[Data entries]
——————————
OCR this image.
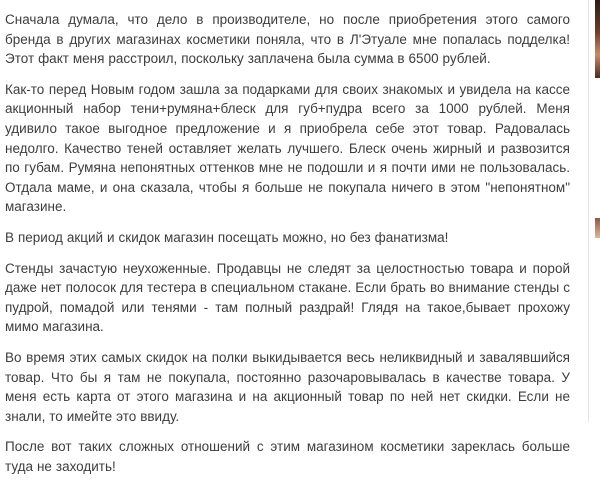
Сначала думала, что дело в производителе, но после приобретения этого самого бренда в других магазинах косметики поняла, что в Л'Этуале мне попалась подделка! Этот факт меня расстроил, поскольку заплачена была сумма в 6500 рублей.

Как-то перед Новым годом зашла за подарками для своих знакомых и увидела на кассе акционный набор тени+румяна+блеск для губ+пудра всего за 1000 рублей. Меня удивило такое выгодное предложение и я приобрела себе этот товар. Радовалась недолго. Качество теней оставляет желать лучшего. Блеск очень жирный и развозится по губам. Румяна непонятных оттенков мне не подошли и я почти ими не пользовалась. Отдала маме, и она сказала, чтобы я больше не покупала ничего в этом "непонятном" магазине.

В период акций и скидок магазин посещать можно, но без фанатизма!

Стенды зачастую неухоженные. Продавцы не следят за целостностью товара и порой даже нет полосок для тестера в специальном стакане. Если брать во внимание стенды с пудрой, помадой или тенями - там полный раздрай! Глядя на такое,бывает прохожу мимо магазина.

Во время этих самых скидок на полки выкидывается весь неликвидный и завалявшийся товар. Что бы я там не покупала, постоянно разочаровывалась в качестве товара. У меня есть карта от этого магазина и на акционный товар по ней нет скидки. Если не знали, то имейте это ввиду.

После вот таких сложных отношений с этим магазином косметики зареклась больше туда не заходить!
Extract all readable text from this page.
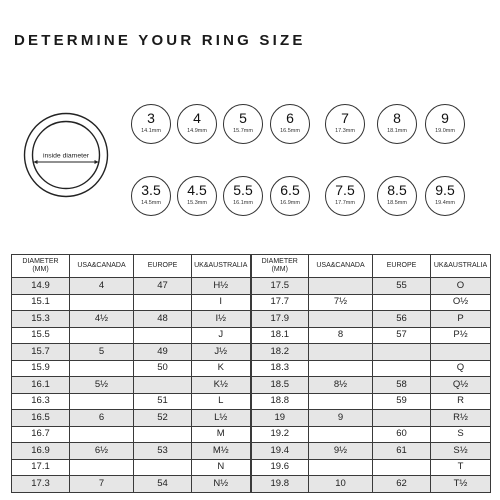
DETERMINE YOUR RING SIZE
inside diameter
3
14.1mm
4
14.9mm
5
15.7mm
6
16.5mm
7
17.3mm
8
18.1mm
9
19.0mm
3.5
14.5mm
4.5
15.3mm
5.5
16.1mm
6.5
16.9mm
7.5
17.7mm
8.5
18.5mm
9.5
19.4mm
DIAMETER
(MM)	USA&CANADA	EUROPE	UK&AUSTRALIA	DIAMETER
(MM)	USA&CANADA	EUROPE	UK&AUSTRALIA
14.9	4	47	H½	17.5		55	O
15.1			I	17.7	7½		O½
15.3	4½	48	I½	17.9		56	P
15.5			J	18.1	8	57	P½
15.7	5	49	J½	18.2			
15.9		50	K	18.3			Q
16.1	5½		K½	18.5	8½	58	Q½
16.3		51	L	18.8		59	R
16.5	6	52	L½	19	9		R½
16.7			M	19.2		60	S
16.9	6½	53	M½	19.4	9½	61	S½
17.1			N	19.6			T
17.3	7	54	N½	19.8	10	62	T½
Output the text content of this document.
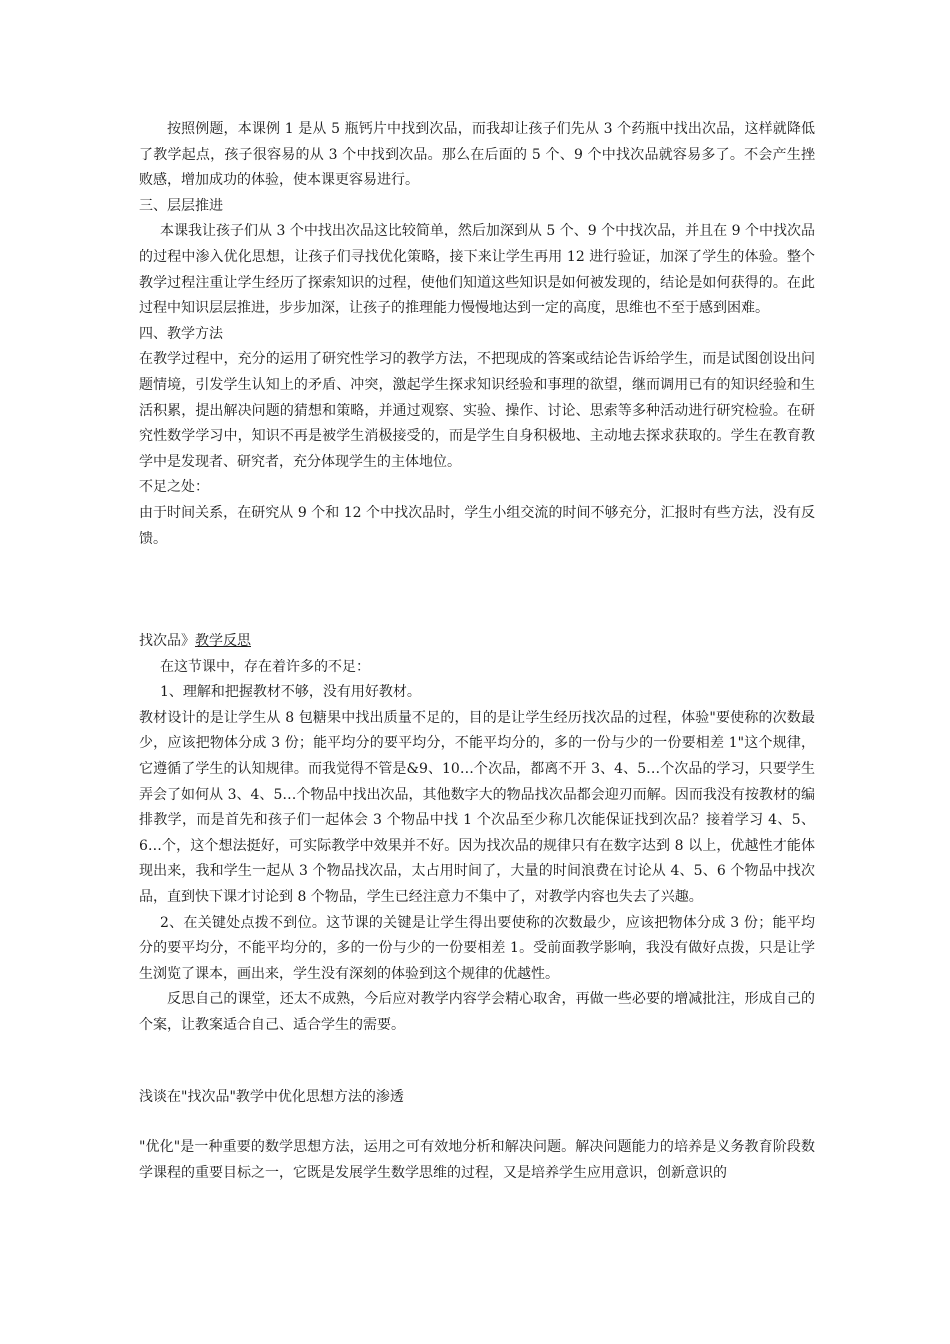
按照例题，本课例 1 是从 5 瓶钙片中找到次品，而我却让孩子们先从 3 个药瓶中找出次品，这样就降低了教学起点，孩子很容易的从 3 个中找到次品。那么在后面的 5 个、9 个中找次品就容易多了。不会产生挫败感，增加成功的体验，使本课更容易进行。

三、层层推进

本课我让孩子们从 3 个中找出次品这比较简单，然后加深到从 5 个、9 个中找次品，并且在 9 个中找次品的过程中渗入优化思想，让孩子们寻找优化策略，接下来让学生再用 12 进行验证，加深了学生的体验。整个教学过程注重让学生经历了探索知识的过程，使他们知道这些知识是如何被发现的，结论是如何获得的。在此过程中知识层层推进，步步加深，让孩子的推理能力慢慢地达到一定的高度，思维也不至于感到困难。

四、教学方法

在教学过程中，充分的运用了研究性学习的教学方法，不把现成的答案或结论告诉给学生，而是试图创设出问题情境，引发学生认知上的矛盾、冲突，激起学生探求知识经验和事理的欲望，继而调用已有的知识经验和生活积累，提出解决问题的猜想和策略，并通过观察、实验、操作、讨论、思索等多种活动进行研究检验。在研究性数学学习中，知识不再是被学生消极接受的，而是学生自身积极地、主动地去探求获取的。学生在教育教学中是发现者、研究者，充分体现学生的主体地位。

不足之处：

由于时间关系，在研究从 9 个和 12 个中找次品时，学生小组交流的时间不够充分，汇报时有些方法，没有反馈。

找次品》教学反思

在这节课中，存在着许多的不足：

1、理解和把握教材不够，没有用好教材。

教材设计的是让学生从 8 包糖果中找出质量不足的，目的是让学生经历找次品的过程，体验"要使称的次数最少，应该把物体分成 3 份；能平均分的要平均分，不能平均分的，多的一份与少的一份要相差 1"这个规律，它遵循了学生的认知规律。而我觉得不管是&9、10…个次品，都离不开 3、4、5…个次品的学习，只要学生弄会了如何从 3、4、5…个物品中找出次品，其他数字大的物品找次品都会迎刃而解。因而我没有按教材的编排教学，而是首先和孩子们一起体会 3 个物品中找 1 个次品至少称几次能保证找到次品？接着学习 4、5、6…个，这个想法挺好，可实际教学中效果并不好。因为找次品的规律只有在数字达到 8 以上，优越性才能体现出来，我和学生一起从 3 个物品找次品，太占用时间了，大量的时间浪费在讨论从 4、5、6 个物品中找次品，直到快下课才讨论到 8 个物品，学生已经注意力不集中了，对教学内容也失去了兴趣。

2、在关键处点拨不到位。这节课的关键是让学生得出要使称的次数最少，应该把物体分成 3 份；能平均分的要平均分，不能平均分的，多的一份与少的一份要相差 1。受前面教学影响，我没有做好点拨，只是让学生浏览了课本，画出来，学生没有深刻的体验到这个规律的优越性。

反思自己的课堂，还太不成熟，今后应对教学内容学会精心取舍，再做一些必要的增减批注，形成自己的个案，让教案适合自己、适合学生的需要。

浅谈在"找次品"教学中优化思想方法的渗透

"优化"是一种重要的数学思想方法，运用之可有效地分析和解决问题。解决问题能力的培养是义务教育阶段数学课程的重要目标之一，它既是发展学生数学思维的过程，又是培养学生应用意识，创新意识的
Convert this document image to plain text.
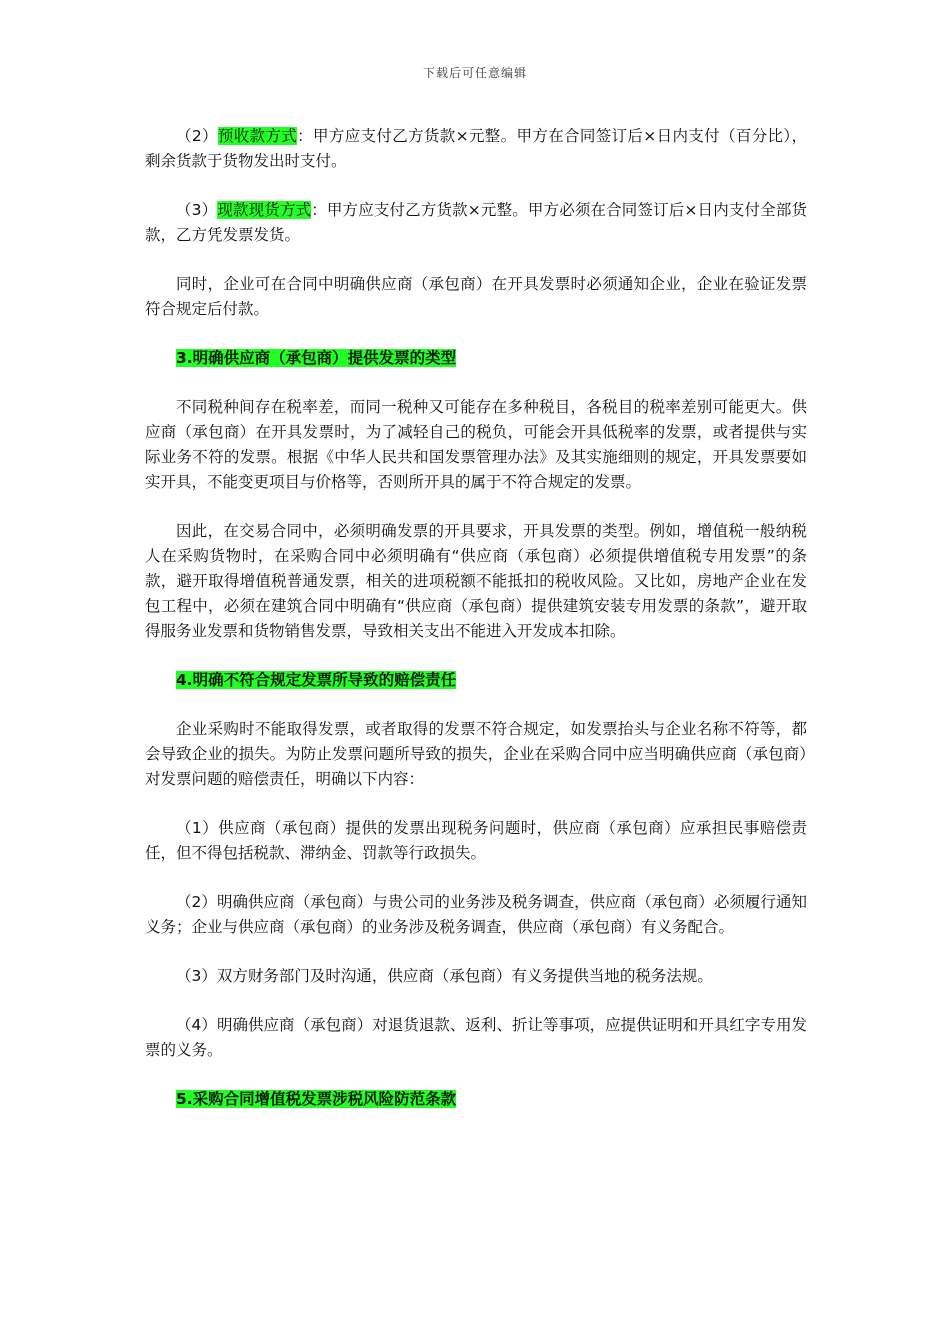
下载后可任意编辑

（2）预收款方式：甲方应支付乙方货款×元整。甲方在合同签订后×日内支付（百分比），剩余货款于货物发出时支付。

（3）现款现货方式：甲方应支付乙方货款×元整。甲方必须在合同签订后×日内支付全部货款，乙方凭发票发货。

同时，企业可在合同中明确供应商（承包商）在开具发票时必须通知企业，企业在验证发票符合规定后付款。

3.明确供应商（承包商）提供发票的类型

不同税种间存在税率差，而同一税种又可能存在多种税目，各税目的税率差别可能更大。供应商（承包商）在开具发票时，为了减轻自己的税负，可能会开具低税率的发票，或者提供与实际业务不符的发票。根据《中华人民共和国发票管理办法》及其实施细则的规定，开具发票要如实开具，不能变更项目与价格等，否则所开具的属于不符合规定的发票。

因此，在交易合同中，必须明确发票的开具要求，开具发票的类型。例如，增值税一般纳税人在采购货物时，在采购合同中必须明确有“供应商（承包商）必须提供增值税专用发票”的条款，避开取得增值税普通发票，相关的进项税额不能抵扣的税收风险。又比如，房地产企业在发包工程中，必须在建筑合同中明确有“供应商（承包商）提供建筑安装专用发票的条款”，避开取得服务业发票和货物销售发票，导致相关支出不能进入开发成本扣除。

4.明确不符合规定发票所导致的赔偿责任

企业采购时不能取得发票，或者取得的发票不符合规定，如发票抬头与企业名称不符等，都会导致企业的损失。为防止发票问题所导致的损失，企业在采购合同中应当明确供应商（承包商）对发票问题的赔偿责任，明确以下内容：

（1）供应商（承包商）提供的发票出现税务问题时，供应商（承包商）应承担民事赔偿责任，但不得包括税款、滞纳金、罚款等行政损失。

（2）明确供应商（承包商）与贵公司的业务涉及税务调查，供应商（承包商）必须履行通知义务；企业与供应商（承包商）的业务涉及税务调查，供应商（承包商）有义务配合。

（3）双方财务部门及时沟通，供应商（承包商）有义务提供当地的税务法规。

（4）明确供应商（承包商）对退货退款、返利、折让等事项，应提供证明和开具红字专用发票的义务。

5.采购合同增值税发票涉税风险防范条款
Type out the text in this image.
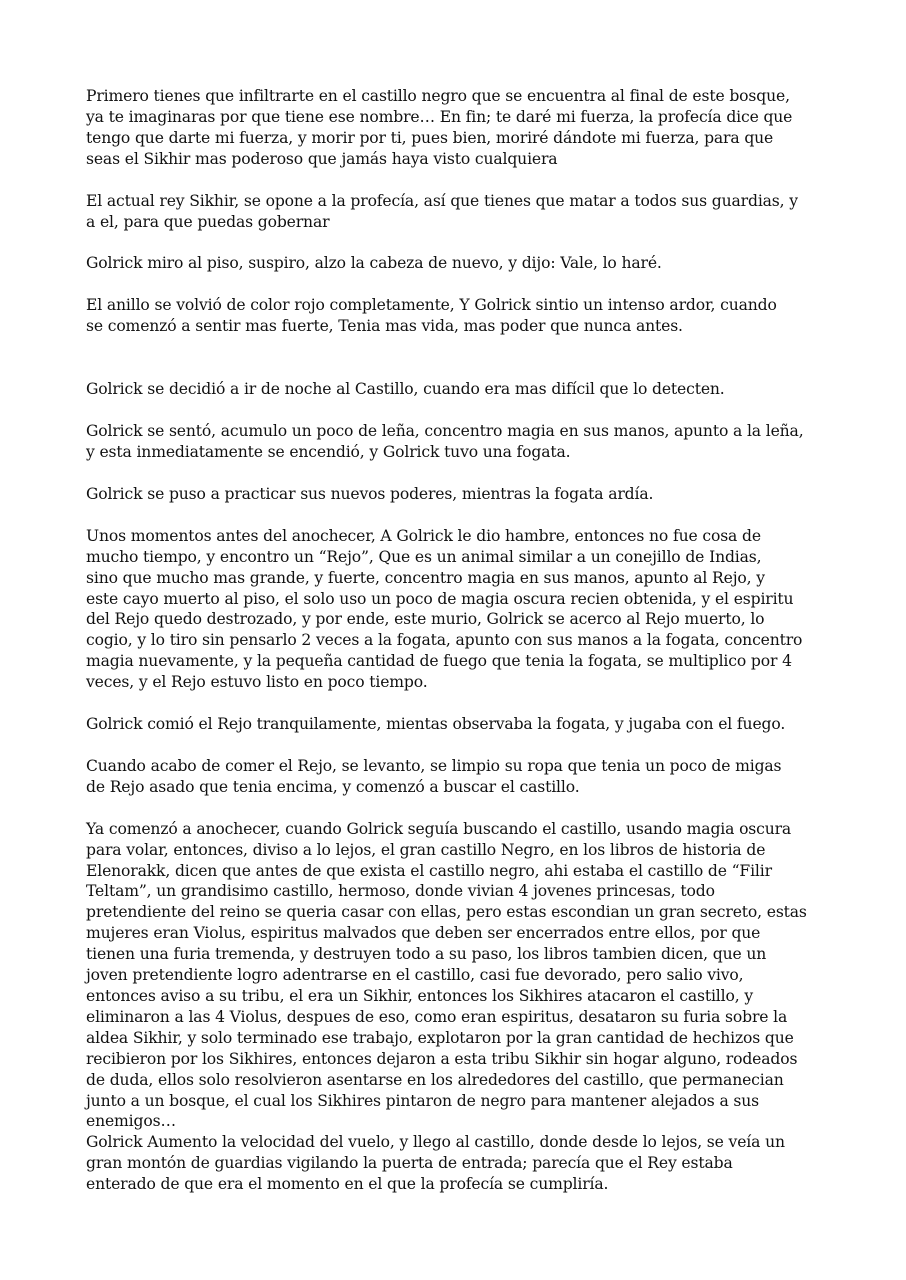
Primero tienes que infiltrarte en el castillo negro que se encuentra al final de este bosque,
ya te imaginaras por que tiene ese nombre… En fin; te daré mi fuerza, la profecía dice que
tengo que darte mi fuerza, y morir por ti, pues bien, moriré dándote mi fuerza, para que
seas el Sikhir mas poderoso que jamás haya visto cualquiera

El actual rey Sikhir, se opone a la profecía, así que tienes que matar a todos sus guardias, y
a el, para que puedas gobernar

Golrick miro al piso, suspiro, alzo la cabeza de nuevo, y dijo: Vale, lo haré.

El anillo se volvió de color rojo completamente, Y Golrick sintio un intenso ardor, cuando
se comenzó a sentir mas fuerte, Tenia mas vida, mas poder que nunca antes.

Golrick se decidió a ir de noche al Castillo, cuando era mas difícil que lo detecten.

Golrick se sentó, acumulo un poco de leña, concentro magia en sus manos, apunto a la leña,
y esta inmediatamente se encendió, y Golrick tuvo una fogata.

Golrick se puso a practicar sus nuevos poderes, mientras la fogata ardía.

Unos momentos antes del anochecer, A Golrick le dio hambre, entonces no fue cosa de
mucho tiempo, y encontro un “Rejo”, Que es un animal similar a un conejillo de Indias,
sino que mucho mas grande, y fuerte, concentro magia en sus manos, apunto al Rejo, y
este cayo muerto al piso, el solo uso un poco de magia oscura recien obtenida, y el espiritu
del Rejo quedo destrozado, y por ende, este murio, Golrick se acerco al Rejo muerto, lo
cogio, y lo tiro sin pensarlo 2 veces a la fogata, apunto con sus manos a la fogata, concentro
magia nuevamente, y la pequeña cantidad de fuego que tenia la fogata, se multiplico por 4
veces, y el Rejo estuvo listo en poco tiempo.

Golrick comió el Rejo tranquilamente, mientas observaba la fogata, y jugaba con el fuego.

Cuando acabo de comer el Rejo, se levanto, se limpio su ropa que tenia un poco de migas
de Rejo asado que tenia encima, y comenzó a buscar el castillo.

Ya comenzó a anochecer, cuando Golrick seguía buscando el castillo, usando magia oscura
para volar, entonces, diviso a lo lejos, el gran castillo Negro, en los libros de historia de
Elenorakk, dicen que antes de que exista el castillo negro, ahi estaba el castillo de “Filir
Teltam”, un grandisimo castillo, hermoso, donde vivian 4 jovenes princesas, todo
pretendiente del reino se queria casar con ellas, pero estas escondian un gran secreto, estas
mujeres eran Violus, espiritus malvados que deben ser encerrados entre ellos, por que
tienen una furia tremenda, y destruyen todo a su paso, los libros tambien dicen, que un
joven pretendiente logro adentrarse en el castillo, casi fue devorado, pero salio vivo,
entonces aviso a su tribu, el era un Sikhir, entonces los Sikhires atacaron el castillo, y
eliminaron a las 4 Violus, despues de eso, como eran espiritus, desataron su furia sobre la
aldea Sikhir, y solo terminado ese trabajo, explotaron por la gran cantidad de hechizos que
recibieron por los Sikhires, entonces dejaron a esta tribu Sikhir sin hogar alguno, rodeados
de duda, ellos solo resolvieron asentarse en los alrededores del castillo, que permanecian
junto a un bosque, el cual los Sikhires pintaron de negro para mantener alejados a sus
enemigos…

Golrick Aumento la velocidad del vuelo, y llego al castillo, donde desde lo lejos, se veía un
gran montón de guardias vigilando la puerta de entrada; parecía que el Rey estaba
enterado de que era el momento en el que la profecía se cumpliría.
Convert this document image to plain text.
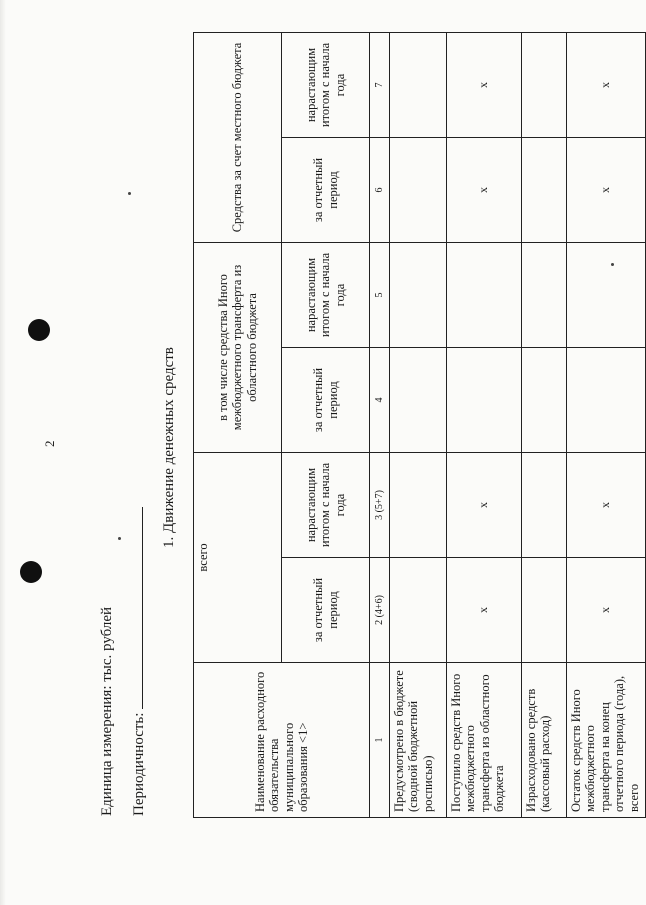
2
Единица измерения: тыс. рублей Периодичность:
1. Движение денежных средств
Наименование расходного обязательства муниципального образования <1>	всего		в том числе средства Иного межбюджетного трансферта из областного бюджета		Средства за счет местного бюджета	
	за отчетный период	нарастающим итогом с начала года	за отчетный период	нарастающим итогом с начала года	за отчетный период	нарастающим итогом с начала года
1	2 (4+6)	3 (5+7)	4	5	6	7
Предусмотрено в бюджете (сводной бюджетной росписью)						
Поступило средств Иного межбюджетного трансферта из областного бюджета	x	x			x	x
Израсходовано средств (кассовый расход)						
Остаток средств Иного межбюджетного трансферта на конец отчетного периода (года), всего	x	x			x	x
——————————
## Stated goal
Pull every line containing "cantidad" from the material above.

## Complete response
magia nuevamente, y la pequeña cantidad de fuego que tenia la fogata, se multiplico por 4
aldea Sikhir, y solo terminado ese trabajo, explotaron por la gran cantidad de hechizos que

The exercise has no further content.